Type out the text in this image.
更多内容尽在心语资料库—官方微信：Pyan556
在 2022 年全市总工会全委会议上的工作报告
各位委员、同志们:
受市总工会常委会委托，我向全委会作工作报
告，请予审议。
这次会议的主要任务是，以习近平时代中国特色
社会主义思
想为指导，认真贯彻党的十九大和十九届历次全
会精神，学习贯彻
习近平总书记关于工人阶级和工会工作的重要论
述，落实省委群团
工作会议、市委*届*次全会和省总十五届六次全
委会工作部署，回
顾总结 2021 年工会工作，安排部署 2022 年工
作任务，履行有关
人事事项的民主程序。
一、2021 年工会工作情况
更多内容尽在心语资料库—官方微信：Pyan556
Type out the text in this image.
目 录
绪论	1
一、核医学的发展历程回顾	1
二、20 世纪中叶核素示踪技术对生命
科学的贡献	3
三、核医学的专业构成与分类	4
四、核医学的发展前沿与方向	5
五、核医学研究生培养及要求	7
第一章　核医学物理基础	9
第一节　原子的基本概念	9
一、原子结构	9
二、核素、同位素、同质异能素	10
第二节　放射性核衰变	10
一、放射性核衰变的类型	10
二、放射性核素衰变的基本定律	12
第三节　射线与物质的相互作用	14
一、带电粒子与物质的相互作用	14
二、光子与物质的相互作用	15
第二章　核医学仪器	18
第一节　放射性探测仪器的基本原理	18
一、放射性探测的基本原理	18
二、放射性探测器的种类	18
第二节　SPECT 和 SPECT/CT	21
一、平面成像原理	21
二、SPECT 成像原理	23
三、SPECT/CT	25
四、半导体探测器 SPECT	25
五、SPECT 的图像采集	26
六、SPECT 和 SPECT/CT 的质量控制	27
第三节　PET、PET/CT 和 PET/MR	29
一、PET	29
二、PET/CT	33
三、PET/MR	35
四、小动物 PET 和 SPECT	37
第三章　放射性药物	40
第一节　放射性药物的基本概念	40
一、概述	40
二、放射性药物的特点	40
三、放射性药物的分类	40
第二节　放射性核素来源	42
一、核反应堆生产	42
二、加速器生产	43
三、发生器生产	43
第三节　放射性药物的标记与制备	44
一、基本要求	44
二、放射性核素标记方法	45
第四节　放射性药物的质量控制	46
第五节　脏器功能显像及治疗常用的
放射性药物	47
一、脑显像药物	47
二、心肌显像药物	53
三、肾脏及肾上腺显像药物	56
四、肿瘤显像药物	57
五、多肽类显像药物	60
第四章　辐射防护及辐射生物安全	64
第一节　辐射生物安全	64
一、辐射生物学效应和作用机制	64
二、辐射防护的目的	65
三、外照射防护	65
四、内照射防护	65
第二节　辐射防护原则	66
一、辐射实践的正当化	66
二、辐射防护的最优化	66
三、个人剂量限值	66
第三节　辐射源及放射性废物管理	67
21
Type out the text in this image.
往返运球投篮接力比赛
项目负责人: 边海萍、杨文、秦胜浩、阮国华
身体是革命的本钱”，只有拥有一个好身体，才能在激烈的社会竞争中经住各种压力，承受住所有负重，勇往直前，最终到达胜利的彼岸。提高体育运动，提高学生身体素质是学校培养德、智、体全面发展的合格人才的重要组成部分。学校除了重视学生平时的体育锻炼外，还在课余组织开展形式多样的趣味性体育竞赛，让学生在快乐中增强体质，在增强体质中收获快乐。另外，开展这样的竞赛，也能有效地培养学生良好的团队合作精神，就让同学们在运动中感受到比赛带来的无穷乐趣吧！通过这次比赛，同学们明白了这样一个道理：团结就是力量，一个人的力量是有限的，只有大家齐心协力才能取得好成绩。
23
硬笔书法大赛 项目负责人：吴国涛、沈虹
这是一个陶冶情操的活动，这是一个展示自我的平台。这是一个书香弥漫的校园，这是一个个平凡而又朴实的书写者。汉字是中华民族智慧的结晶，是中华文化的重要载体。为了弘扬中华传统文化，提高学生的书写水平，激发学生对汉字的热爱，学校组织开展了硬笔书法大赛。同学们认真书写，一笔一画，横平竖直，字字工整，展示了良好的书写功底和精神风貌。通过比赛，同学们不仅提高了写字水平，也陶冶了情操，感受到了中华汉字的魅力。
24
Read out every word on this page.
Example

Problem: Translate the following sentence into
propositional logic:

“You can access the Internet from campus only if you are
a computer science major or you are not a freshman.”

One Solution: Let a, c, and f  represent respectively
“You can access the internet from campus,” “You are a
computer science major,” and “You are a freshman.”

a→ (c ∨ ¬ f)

______

→ **WHAT THE TASK ASKS**:
Reproduce all the records precisely.

→ **RESULT OF THIS TASK**:
Type out the text in this image.
更多内容尽在心语资料库—官方微信：Pyan556
在 2022 年全市总工会全委会议上的工作报告
各位委员、同志们:
受市总工会常委会委托，我向全委会作工作报
告，请予审议。
这次会议的主要任务是，以习近平时代中国特色
社会主义思
想为指导，认真贯彻党的十九大和十九届历次全
会精神，学习贯彻
习近平总书记关于工人阶级和工会工作的重要论
述，落实省委群团
工作会议、市委*届*次全会和省总十五届六次全
委会工作部署，回
顾总结 2021 年工会工作，安排部署 2022 年工
作任务，履行有关
人事事项的民主程序。
一、2021 年工会工作情况
更多内容尽在心语资料库—官方微信：Pyan556
Type out the text in this image.
目 录
绪论	1
一、核医学的发展历程回顾	1
二、20 世纪中叶核素示踪技术对生命
科学的贡献	3
三、核医学的专业构成与分类	4
四、核医学的发展前沿与方向	5
五、核医学研究生培养及要求	7
第一章　核医学物理基础	9
第一节　原子的基本概念	9
一、原子结构	9
二、核素、同位素、同质异能素	10
第二节　放射性核衰变	10
一、放射性核衰变的类型	10
二、放射性核素衰变的基本定律	12
第三节　射线与物质的相互作用	14
一、带电粒子与物质的相互作用	14
二、光子与物质的相互作用	15
第二章　核医学仪器	18
第一节　放射性探测仪器的基本原理	18
一、放射性探测的基本原理	18
二、放射性探测器的种类	18
第二节　SPECT 和 SPECT/CT	21
一、平面成像原理	21
二、SPECT 成像原理	23
三、SPECT/CT	25
四、半导体探测器 SPECT	25
五、SPECT 的图像采集	26
六、SPECT 和 SPECT/CT 的质量控制	27
第三节　PET、PET/CT 和 PET/MR	29
一、PET	29
二、PET/CT	33
三、PET/MR	35
四、小动物 PET 和 SPECT	37
第三章　放射性药物	40
第一节　放射性药物的基本概念	40
一、概述	40
二、放射性药物的特点	40
三、放射性药物的分类	40
第二节　放射性核素来源	42
一、核反应堆生产	42
二、加速器生产	43
三、发生器生产	43
第三节　放射性药物的标记与制备	44
一、基本要求	44
二、放射性核素标记方法	45
第四节　放射性药物的质量控制	46
第五节　脏器功能显像及治疗常用的
放射性药物	47
一、脑显像药物	47
二、心肌显像药物	53
三、肾脏及肾上腺显像药物	56
四、肿瘤显像药物	57
五、多肽类显像药物	60
第四章　辐射防护及辐射生物安全	64
第一节　辐射生物安全	64
一、辐射生物学效应和作用机制	64
二、辐射防护的目的	65
三、外照射防护	65
四、内照射防护	65
第二节　辐射防护原则	66
一、辐射实践的正当化	66
二、辐射防护的最优化	66
三、个人剂量限值	66
第三节　辐射源及放射性废物管理	67
21
Type out the text in this image.
往返运球投篮接力比赛
项目负责人: 边海萍、杨文、秦胜浩、阮国华
身体是革命的本钱”，只有拥有一个好身体，才能在激烈的社会竞争中经住各种压力，承受住所有负重，勇往直前，最终到达胜利的彼岸。提高体育运动，提高学生身体素质是学校培养德、智、体全面发展的合格人才的重要组成部分。学校除了重视学生平时的体育锻炼外，还在课余组织开展形式多样的趣味性体育竞赛，让学生在快乐中增强体质，在增强体质中收获快乐。另外，开展这样的竞赛，也能有效地培养学生良好的团队合作精神，就让同学们在运动中感受到比赛带来的无穷乐趣吧！通过这次比赛，同学们明白了这样一个道理：团结就是力量，一个人的力量是有限的，只有大家齐心协力才能取得好成绩。
23
硬笔书法大赛 项目负责人：吴国涛、沈虹
这是一个陶冶情操的活动，这是一个展示自我的平台。这是一个书香弥漫的校园，这是一个个平凡而又朴实的书写者。汉字是中华民族智慧的结晶，是中华文化的重要载体。为了弘扬中华传统文化，提高学生的书写水平，激发学生对汉字的热爱，学校组织开展了硬笔书法大赛。同学们认真书写，一笔一画，横平竖直，字字工整，展示了良好的书写功底和精神风貌。通过比赛，同学们不仅提高了写字水平，也陶冶了情操，感受到了中华汉字的魅力。
24
Read out every word on this page.
Example

Problem: Translate the following sentence into
propositional logic:

“You can access the Internet from campus only if you are
a computer science major or you are not a freshman.”

One Solution: Let a, c, and f  represent respectively
“You can access the internet from campus,” “You are a
computer science major,” and “You are a freshman.”

a→ (c ∨ ¬ f)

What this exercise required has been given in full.